- **DATA FOR THE TASK**

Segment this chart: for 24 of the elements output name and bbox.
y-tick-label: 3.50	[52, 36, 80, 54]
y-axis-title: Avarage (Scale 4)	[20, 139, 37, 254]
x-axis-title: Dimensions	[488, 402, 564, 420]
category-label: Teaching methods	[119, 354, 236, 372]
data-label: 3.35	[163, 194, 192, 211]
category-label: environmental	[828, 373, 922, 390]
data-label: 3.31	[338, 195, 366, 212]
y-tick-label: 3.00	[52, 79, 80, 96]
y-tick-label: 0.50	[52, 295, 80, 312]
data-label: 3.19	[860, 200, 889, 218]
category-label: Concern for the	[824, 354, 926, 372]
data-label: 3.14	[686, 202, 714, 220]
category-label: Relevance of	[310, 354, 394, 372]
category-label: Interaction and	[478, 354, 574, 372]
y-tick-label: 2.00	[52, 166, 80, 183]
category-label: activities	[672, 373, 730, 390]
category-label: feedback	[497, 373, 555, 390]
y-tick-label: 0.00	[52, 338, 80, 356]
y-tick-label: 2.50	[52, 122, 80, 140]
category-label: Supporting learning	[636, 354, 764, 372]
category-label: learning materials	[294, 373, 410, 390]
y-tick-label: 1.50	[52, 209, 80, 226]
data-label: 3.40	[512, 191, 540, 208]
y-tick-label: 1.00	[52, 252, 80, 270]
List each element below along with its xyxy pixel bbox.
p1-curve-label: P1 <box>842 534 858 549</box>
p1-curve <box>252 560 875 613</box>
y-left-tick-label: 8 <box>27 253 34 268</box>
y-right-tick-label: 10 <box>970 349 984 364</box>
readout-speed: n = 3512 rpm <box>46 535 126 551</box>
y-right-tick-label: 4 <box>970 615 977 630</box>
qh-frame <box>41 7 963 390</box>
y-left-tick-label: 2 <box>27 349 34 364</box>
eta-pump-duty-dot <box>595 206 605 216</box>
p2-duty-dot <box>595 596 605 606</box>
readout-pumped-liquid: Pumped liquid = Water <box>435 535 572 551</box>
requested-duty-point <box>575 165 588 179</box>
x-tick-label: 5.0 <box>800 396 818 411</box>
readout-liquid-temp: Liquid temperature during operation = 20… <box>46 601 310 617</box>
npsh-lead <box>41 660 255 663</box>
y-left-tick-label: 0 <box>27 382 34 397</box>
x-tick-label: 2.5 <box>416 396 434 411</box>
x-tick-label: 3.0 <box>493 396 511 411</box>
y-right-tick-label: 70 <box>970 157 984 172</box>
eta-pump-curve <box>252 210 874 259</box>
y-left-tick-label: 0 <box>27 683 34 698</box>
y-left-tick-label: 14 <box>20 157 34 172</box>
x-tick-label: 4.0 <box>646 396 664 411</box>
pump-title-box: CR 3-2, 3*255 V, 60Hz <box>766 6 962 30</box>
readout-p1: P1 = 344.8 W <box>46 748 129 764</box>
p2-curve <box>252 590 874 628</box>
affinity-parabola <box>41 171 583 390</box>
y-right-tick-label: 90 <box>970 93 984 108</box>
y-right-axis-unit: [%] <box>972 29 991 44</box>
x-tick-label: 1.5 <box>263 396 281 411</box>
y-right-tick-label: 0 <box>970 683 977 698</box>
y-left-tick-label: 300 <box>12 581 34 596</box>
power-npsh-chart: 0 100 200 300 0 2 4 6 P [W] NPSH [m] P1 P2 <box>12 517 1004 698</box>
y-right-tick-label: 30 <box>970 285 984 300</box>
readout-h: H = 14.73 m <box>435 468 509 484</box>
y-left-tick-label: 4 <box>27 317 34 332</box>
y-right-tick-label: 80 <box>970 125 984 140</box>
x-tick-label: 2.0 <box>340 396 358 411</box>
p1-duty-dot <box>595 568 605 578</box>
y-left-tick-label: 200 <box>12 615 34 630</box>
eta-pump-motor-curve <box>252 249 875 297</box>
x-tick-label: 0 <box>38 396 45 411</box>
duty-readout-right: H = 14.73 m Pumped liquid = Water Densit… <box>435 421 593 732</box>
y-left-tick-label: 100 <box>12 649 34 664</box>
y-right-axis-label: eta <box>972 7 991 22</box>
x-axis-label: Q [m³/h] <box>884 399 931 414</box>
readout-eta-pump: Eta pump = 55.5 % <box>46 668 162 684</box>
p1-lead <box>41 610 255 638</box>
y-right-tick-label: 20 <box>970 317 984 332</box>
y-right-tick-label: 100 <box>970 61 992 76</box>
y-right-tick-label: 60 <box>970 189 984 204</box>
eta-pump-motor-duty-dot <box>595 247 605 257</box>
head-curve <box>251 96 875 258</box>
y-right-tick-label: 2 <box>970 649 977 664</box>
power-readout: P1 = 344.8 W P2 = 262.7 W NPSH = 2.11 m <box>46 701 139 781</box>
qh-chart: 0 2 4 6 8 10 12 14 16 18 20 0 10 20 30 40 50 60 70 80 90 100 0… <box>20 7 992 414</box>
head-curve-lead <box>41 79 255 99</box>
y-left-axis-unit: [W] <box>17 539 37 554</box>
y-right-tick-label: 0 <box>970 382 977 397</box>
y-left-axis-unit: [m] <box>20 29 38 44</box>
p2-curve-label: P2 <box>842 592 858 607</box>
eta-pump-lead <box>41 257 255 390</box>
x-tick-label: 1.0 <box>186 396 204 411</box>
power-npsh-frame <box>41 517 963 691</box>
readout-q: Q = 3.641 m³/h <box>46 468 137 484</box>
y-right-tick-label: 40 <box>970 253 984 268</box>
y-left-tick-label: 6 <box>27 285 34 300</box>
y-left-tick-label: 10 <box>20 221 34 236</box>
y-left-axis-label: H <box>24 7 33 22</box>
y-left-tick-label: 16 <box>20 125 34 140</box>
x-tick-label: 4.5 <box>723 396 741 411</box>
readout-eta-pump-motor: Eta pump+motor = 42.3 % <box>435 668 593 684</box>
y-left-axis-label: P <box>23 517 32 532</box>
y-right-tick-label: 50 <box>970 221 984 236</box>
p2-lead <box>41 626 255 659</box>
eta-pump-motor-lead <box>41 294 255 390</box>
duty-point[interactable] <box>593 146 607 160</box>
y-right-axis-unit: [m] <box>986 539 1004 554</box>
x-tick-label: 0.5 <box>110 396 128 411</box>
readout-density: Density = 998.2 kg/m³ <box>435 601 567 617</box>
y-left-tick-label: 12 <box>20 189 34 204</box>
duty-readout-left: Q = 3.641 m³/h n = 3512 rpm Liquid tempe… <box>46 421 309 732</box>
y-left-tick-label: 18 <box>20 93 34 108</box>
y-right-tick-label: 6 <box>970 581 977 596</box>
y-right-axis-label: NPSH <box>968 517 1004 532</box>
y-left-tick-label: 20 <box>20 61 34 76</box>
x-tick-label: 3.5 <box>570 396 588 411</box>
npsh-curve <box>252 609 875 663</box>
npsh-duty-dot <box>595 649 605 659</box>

- **TASK TO COMPLETE**
Identify every line above that contains the word "category" and copy each of those lines in full. Treat uppercase and lowercase letters as different.

- **RESULT OF THE EXERCISE**
category-label: Teaching methods	[119, 354, 236, 372]
category-label: environmental	[828, 373, 922, 390]
category-label: Concern for the	[824, 354, 926, 372]
category-label: Relevance of	[310, 354, 394, 372]
category-label: Interaction and	[478, 354, 574, 372]
category-label: activities	[672, 373, 730, 390]
category-label: feedback	[497, 373, 555, 390]
category-label: Supporting learning	[636, 354, 764, 372]
category-label: learning materials	[294, 373, 410, 390]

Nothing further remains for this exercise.